> _Excerpted data_:
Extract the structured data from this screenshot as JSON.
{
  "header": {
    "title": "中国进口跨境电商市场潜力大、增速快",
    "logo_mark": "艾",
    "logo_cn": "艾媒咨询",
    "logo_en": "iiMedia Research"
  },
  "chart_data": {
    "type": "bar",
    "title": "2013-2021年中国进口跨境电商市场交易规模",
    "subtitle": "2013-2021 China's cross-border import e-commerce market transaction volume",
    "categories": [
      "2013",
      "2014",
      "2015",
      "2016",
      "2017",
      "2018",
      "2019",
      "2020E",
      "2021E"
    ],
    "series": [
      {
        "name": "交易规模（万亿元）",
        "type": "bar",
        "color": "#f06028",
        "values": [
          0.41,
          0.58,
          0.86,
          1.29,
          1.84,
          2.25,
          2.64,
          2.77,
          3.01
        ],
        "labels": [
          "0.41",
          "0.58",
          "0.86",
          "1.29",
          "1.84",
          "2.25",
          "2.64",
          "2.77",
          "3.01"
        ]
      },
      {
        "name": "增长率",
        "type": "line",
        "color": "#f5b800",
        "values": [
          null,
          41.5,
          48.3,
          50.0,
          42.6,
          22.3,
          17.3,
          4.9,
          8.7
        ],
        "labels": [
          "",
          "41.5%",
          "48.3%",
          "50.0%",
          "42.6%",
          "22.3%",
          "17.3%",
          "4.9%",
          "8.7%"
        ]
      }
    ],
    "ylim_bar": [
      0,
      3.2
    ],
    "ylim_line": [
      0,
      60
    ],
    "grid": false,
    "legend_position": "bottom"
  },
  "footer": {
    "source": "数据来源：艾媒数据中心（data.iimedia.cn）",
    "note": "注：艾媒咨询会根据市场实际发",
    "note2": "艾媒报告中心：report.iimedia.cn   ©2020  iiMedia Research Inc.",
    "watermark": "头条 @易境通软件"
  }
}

> _Aim of the exercise_:
Pick out the lines containing the word "Research" and show them.

> _Task response_:
    "logo_en": "iiMedia Research"
    "note2": "艾媒报告中心：report.iimedia.cn   ©2020  iiMedia Research Inc.",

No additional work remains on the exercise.